## [EXERCISE]
Please set down all the lines beneath this one exactly, without the pictures.
[start]
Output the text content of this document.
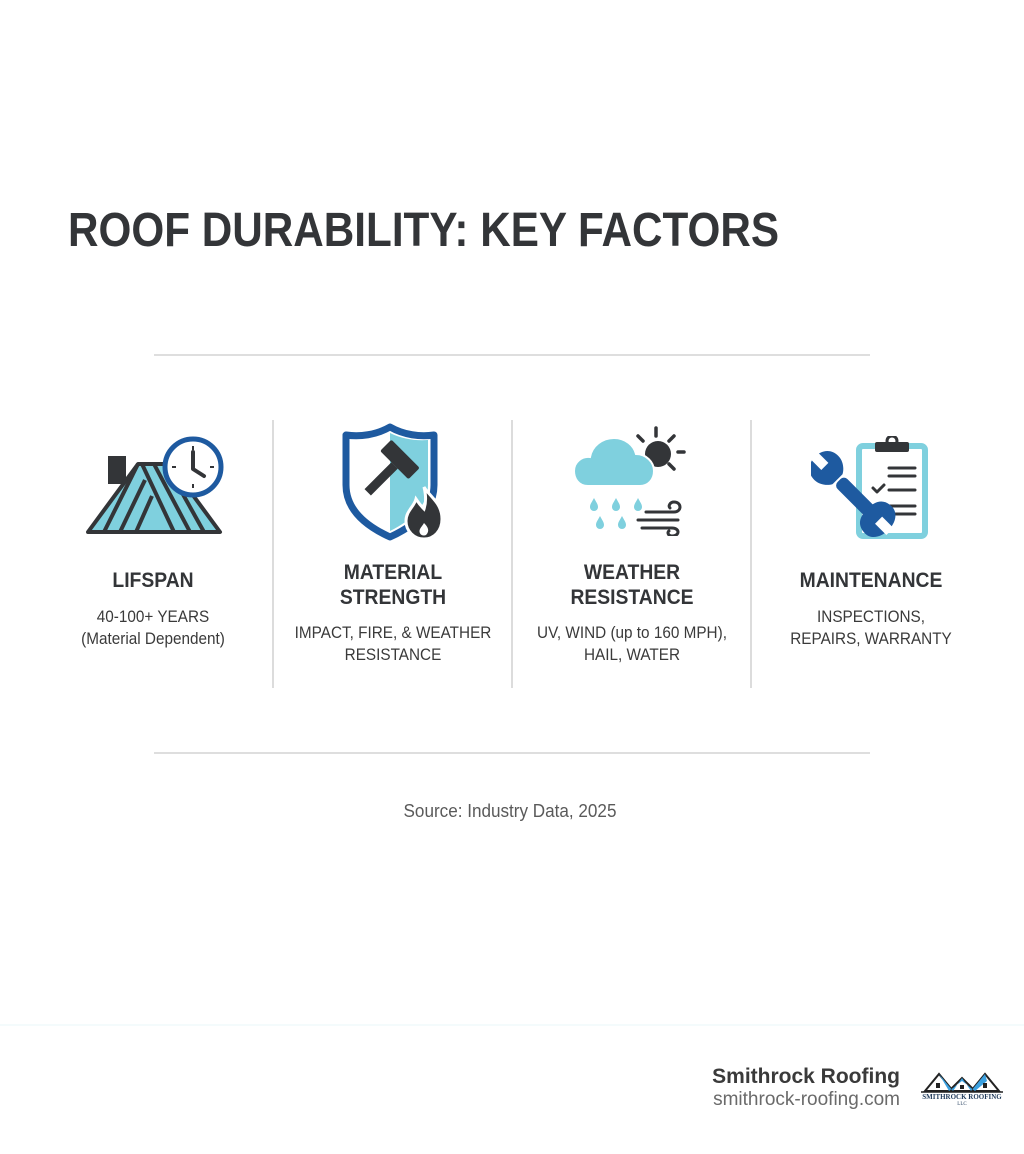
ROOF DURABILITY: KEY FACTORS
LIFSPAN
40-100+ YEARS
(Material Dependent)
MATERIAL
STRENGTH
IMPACT, FIRE, & WEATHER
RESISTANCE
WEATHER
RESISTANCE
UV, WIND (up to 160 MPH),
HAIL, WATER
MAINTENANCE
INSPECTIONS,
REPAIRS, WARRANTY
Source: Industry Data, 2025
Smithrock Roofing
smithrock-roofing.com	SMITHROCK ROOFING
LLC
[end]
## [WRITTEN SOLUTION]
Output the text content of this document.
ROOF DURABILITY: KEY FACTORS
LIFSPAN
40-100+ YEARS
(Material Dependent)
MATERIAL
STRENGTH
IMPACT, FIRE, & WEATHER
RESISTANCE
WEATHER
RESISTANCE
UV, WIND (up to 160 MPH),
HAIL, WATER
MAINTENANCE
INSPECTIONS,
REPAIRS, WARRANTY
Source: Industry Data, 2025
Smithrock Roofing
smithrock-roofing.com	SMITHROCK ROOFING
LLC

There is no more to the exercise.